- Work to do -
In the listing, take the part that opens with the line containing "dice-large: 7 bbox=[544, 144, 616, 216]" and closes with the line containing "nav-link-info-center[interactable]: TRUNG TÂM". Write out only those lines again, swapping "feature-icon-circle" for "feature-badge" and leaving everything else unchanged.

[Dataset records]

:::::

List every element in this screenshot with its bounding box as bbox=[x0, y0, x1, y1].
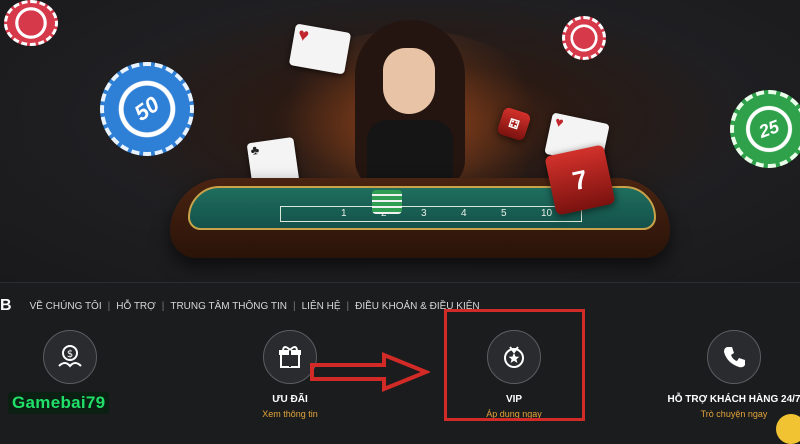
dice-large: 7 bbox=[544, 144, 616, 216]
feature-title: HỖ TRỢ KHÁCH HÀNG 24/7 bbox=[667, 394, 800, 405]
money-exchange-icon: $ bbox=[58, 345, 82, 368]
casino-chip-red bbox=[4, 0, 58, 46]
dealer-woman bbox=[335, 20, 485, 200]
feature-icon-circle[interactable] bbox=[707, 330, 761, 384]
felt-number: 3 bbox=[421, 208, 427, 219]
chat-widget-button[interactable] bbox=[776, 414, 800, 444]
feature-icon-circle[interactable]: $ bbox=[43, 330, 97, 384]
watermark-logo: Gamebai79 bbox=[8, 392, 110, 414]
nav-link-info-center[interactable]: TRUNG TÂM THÔNG TIN bbox=[164, 301, 293, 312]
vip-highlight-box bbox=[444, 309, 585, 421]
nav-link-about[interactable]: VỀ CHÚNG TÔI bbox=[24, 301, 108, 312]
gift-icon bbox=[279, 346, 301, 368]
feature-icon-circle[interactable] bbox=[263, 330, 317, 384]
felt-number: 10 bbox=[541, 208, 553, 219]
feature-subtitle[interactable]: Xem thông tin bbox=[220, 409, 360, 419]
chip-green-value: 25 bbox=[755, 115, 782, 142]
phone-icon bbox=[724, 347, 745, 368]
casino-chip-blue: 50 bbox=[81, 43, 213, 175]
table-felt-numbers: 1 2 3 4 5 10 bbox=[280, 206, 582, 222]
dice-face: 7 bbox=[569, 163, 591, 196]
nav-link-contact[interactable]: LIÊN HỆ bbox=[296, 301, 347, 312]
svg-text:$: $ bbox=[67, 349, 73, 360]
casino-chip-green: 25 bbox=[719, 79, 800, 179]
feature-support[interactable]: HỖ TRỢ KHÁCH HÀNG 24/7 Trò chuyện ngay bbox=[664, 330, 800, 419]
chip-blue-value: 50 bbox=[129, 91, 164, 126]
footer-nav: B VỀ CHÚNG TÔI | HỖ TRỢ | TRUNG TÂM THÔN… bbox=[0, 296, 486, 316]
hero-banner: 50 25 ♥ ♣ ♥ ⚃ 1 2 3 4 5 10 7 bbox=[0, 0, 800, 282]
section-divider bbox=[0, 282, 800, 283]
felt-number: 5 bbox=[501, 208, 507, 219]
logo-fragment: B bbox=[0, 297, 12, 314]
feature-title: ƯU ĐÃI bbox=[272, 394, 308, 405]
felt-number: 1 bbox=[341, 208, 347, 219]
felt-number: 4 bbox=[461, 208, 467, 219]
nav-link-support[interactable]: HỖ TRỢ bbox=[110, 301, 162, 312]
chip-stack bbox=[372, 190, 402, 214]
arrow-right-icon bbox=[310, 352, 430, 392]
casino-chip-red-small bbox=[562, 16, 606, 60]
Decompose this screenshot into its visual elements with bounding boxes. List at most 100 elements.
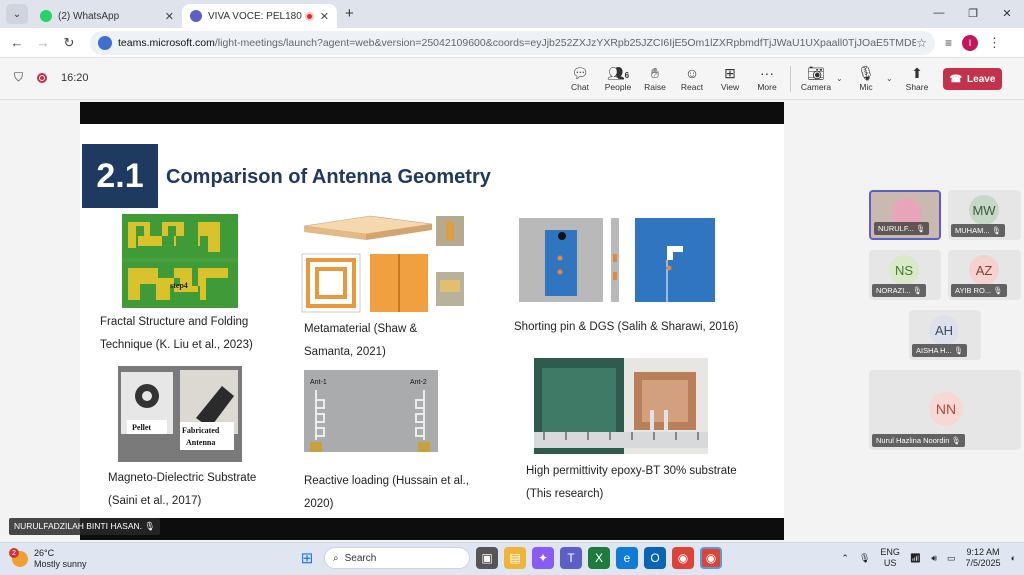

:::::

- Task result -
dice-large: 7 bbox=[544, 144, 616, 216]
feature-title: HỖ TRỢ KHÁCH HÀNG 24/7 bbox=[667, 394, 800, 405]
money-exchange-icon: $ bbox=[58, 345, 82, 368]
casino-chip-red bbox=[4, 0, 58, 46]
dealer-woman bbox=[335, 20, 485, 200]
feature-badge[interactable] bbox=[707, 330, 761, 384]
felt-number: 3 bbox=[421, 208, 427, 219]
chat-widget-button[interactable] bbox=[776, 414, 800, 444]
feature-badge[interactable]: $ bbox=[43, 330, 97, 384]
watermark-logo: Gamebai79 bbox=[8, 392, 110, 414]
nav-link-info-center[interactable]: TRUNG TÂM THÔNG TIN bbox=[164, 301, 293, 312]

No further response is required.